_SOURCE MATERIAL_
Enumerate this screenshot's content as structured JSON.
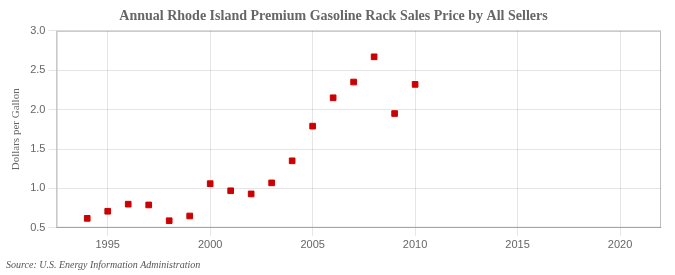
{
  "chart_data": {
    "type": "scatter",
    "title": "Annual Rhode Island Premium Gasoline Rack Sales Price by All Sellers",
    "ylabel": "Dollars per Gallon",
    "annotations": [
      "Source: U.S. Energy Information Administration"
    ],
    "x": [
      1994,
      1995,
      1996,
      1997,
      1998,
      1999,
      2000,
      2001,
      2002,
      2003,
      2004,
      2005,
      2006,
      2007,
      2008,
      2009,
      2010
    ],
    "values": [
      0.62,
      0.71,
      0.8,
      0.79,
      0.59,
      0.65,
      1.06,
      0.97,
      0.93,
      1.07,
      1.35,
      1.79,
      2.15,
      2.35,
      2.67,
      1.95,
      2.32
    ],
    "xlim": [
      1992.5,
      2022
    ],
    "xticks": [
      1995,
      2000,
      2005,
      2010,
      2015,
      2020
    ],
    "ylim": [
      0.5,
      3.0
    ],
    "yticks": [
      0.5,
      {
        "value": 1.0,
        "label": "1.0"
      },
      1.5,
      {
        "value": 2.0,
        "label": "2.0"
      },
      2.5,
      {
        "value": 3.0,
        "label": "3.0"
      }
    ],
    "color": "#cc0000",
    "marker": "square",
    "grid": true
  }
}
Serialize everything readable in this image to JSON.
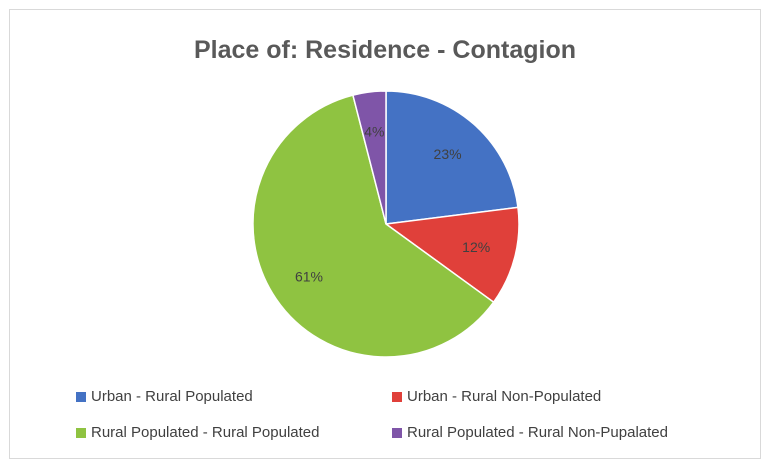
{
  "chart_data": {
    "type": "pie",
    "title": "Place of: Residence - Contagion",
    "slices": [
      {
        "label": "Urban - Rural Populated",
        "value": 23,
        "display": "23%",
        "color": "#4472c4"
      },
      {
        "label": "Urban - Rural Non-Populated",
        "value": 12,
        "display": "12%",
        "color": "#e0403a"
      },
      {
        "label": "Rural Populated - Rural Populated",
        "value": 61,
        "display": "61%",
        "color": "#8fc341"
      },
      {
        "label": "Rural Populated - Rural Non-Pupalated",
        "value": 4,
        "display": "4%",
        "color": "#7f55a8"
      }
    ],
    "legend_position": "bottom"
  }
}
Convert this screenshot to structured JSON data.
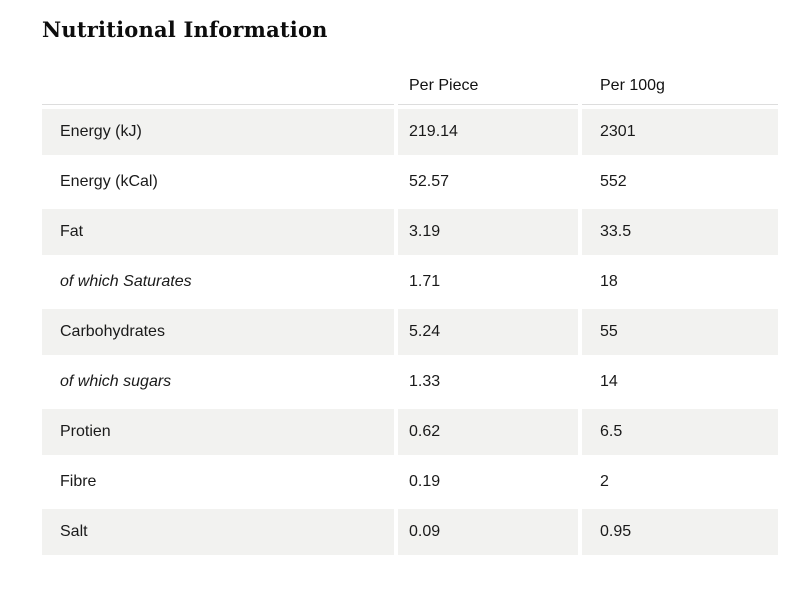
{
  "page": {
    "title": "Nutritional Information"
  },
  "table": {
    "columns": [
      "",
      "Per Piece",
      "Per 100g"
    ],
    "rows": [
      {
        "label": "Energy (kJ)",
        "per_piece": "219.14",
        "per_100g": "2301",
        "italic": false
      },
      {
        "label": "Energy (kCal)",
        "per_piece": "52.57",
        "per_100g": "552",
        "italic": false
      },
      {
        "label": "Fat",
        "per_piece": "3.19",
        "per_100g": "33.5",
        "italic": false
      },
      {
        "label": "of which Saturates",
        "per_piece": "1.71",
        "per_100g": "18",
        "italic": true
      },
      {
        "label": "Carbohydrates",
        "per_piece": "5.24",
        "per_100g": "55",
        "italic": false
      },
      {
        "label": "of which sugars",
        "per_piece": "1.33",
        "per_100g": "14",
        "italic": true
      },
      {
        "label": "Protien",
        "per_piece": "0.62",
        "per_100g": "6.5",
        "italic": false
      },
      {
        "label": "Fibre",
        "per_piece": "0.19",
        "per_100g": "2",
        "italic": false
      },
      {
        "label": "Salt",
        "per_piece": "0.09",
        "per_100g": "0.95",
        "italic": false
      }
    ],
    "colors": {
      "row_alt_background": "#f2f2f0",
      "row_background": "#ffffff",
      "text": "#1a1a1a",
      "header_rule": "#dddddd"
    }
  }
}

_YOUR OBJECTIVE_
Omit every picture, then repeat the remaining data exactly as it appears above.

_REPLY_
Enumerate this screenshot's content as structured JSON.
{
  "chart_data": {
    "type": "scatter",
    "title": "Annual Rhode Island Premium Gasoline Rack Sales Price by All Sellers",
    "ylabel": "Dollars per Gallon",
    "annotations": [
      "Source: U.S. Energy Information Administration"
    ],
    "x": [
      1994,
      1995,
      1996,
      1997,
      1998,
      1999,
      2000,
      2001,
      2002,
      2003,
      2004,
      2005,
      2006,
      2007,
      2008,
      2009,
      2010
    ],
    "values": [
      0.62,
      0.71,
      0.8,
      0.79,
      0.59,
      0.65,
      1.06,
      0.97,
      0.93,
      1.07,
      1.35,
      1.79,
      2.15,
      2.35,
      2.67,
      1.95,
      2.32
    ],
    "xlim": [
      1992.5,
      2022
    ],
    "xticks": [
      1995,
      2000,
      2005,
      2010,
      2015,
      2020
    ],
    "ylim": [
      0.5,
      3.0
    ],
    "yticks": [
      0.5,
      {
        "value": 1.0,
        "label": "1.0"
      },
      1.5,
      {
        "value": 2.0,
        "label": "2.0"
      },
      2.5,
      {
        "value": 3.0,
        "label": "3.0"
      }
    ],
    "color": "#cc0000",
    "marker": "square",
    "grid": true
  }
}
Serialize everything readable in this image to JSON.
{
  "chart_data": {
    "type": "pie",
    "title": "Place of: Residence - Contagion",
    "slices": [
      {
        "label": "Urban - Rural Populated",
        "value": 23,
        "display": "23%",
        "color": "#4472c4"
      },
      {
        "label": "Urban - Rural Non-Populated",
        "value": 12,
        "display": "12%",
        "color": "#e0403a"
      },
      {
        "label": "Rural Populated - Rural Populated",
        "value": 61,
        "display": "61%",
        "color": "#8fc341"
      },
      {
        "label": "Rural Populated - Rural Non-Pupalated",
        "value": 4,
        "display": "4%",
        "color": "#7f55a8"
      }
    ],
    "legend_position": "bottom"
  }
}
Convert this screenshot to structured JSON data.
{
  "page": {
    "title": "Nutritional Information"
  },
  "table": {
    "columns": [
      "",
      "Per Piece",
      "Per 100g"
    ],
    "rows": [
      {
        "label": "Energy (kJ)",
        "per_piece": "219.14",
        "per_100g": "2301",
        "italic": false
      },
      {
        "label": "Energy (kCal)",
        "per_piece": "52.57",
        "per_100g": "552",
        "italic": false
      },
      {
        "label": "Fat",
        "per_piece": "3.19",
        "per_100g": "33.5",
        "italic": false
      },
      {
        "label": "of which Saturates",
        "per_piece": "1.71",
        "per_100g": "18",
        "italic": true
      },
      {
        "label": "Carbohydrates",
        "per_piece": "5.24",
        "per_100g": "55",
        "italic": false
      },
      {
        "label": "of which sugars",
        "per_piece": "1.33",
        "per_100g": "14",
        "italic": true
      },
      {
        "label": "Protien",
        "per_piece": "0.62",
        "per_100g": "6.5",
        "italic": false
      },
      {
        "label": "Fibre",
        "per_piece": "0.19",
        "per_100g": "2",
        "italic": false
      },
      {
        "label": "Salt",
        "per_piece": "0.09",
        "per_100g": "0.95",
        "italic": false
      }
    ],
    "colors": {
      "row_alt_background": "#f2f2f0",
      "row_background": "#ffffff",
      "text": "#1a1a1a",
      "header_rule": "#dddddd"
    }
  }
}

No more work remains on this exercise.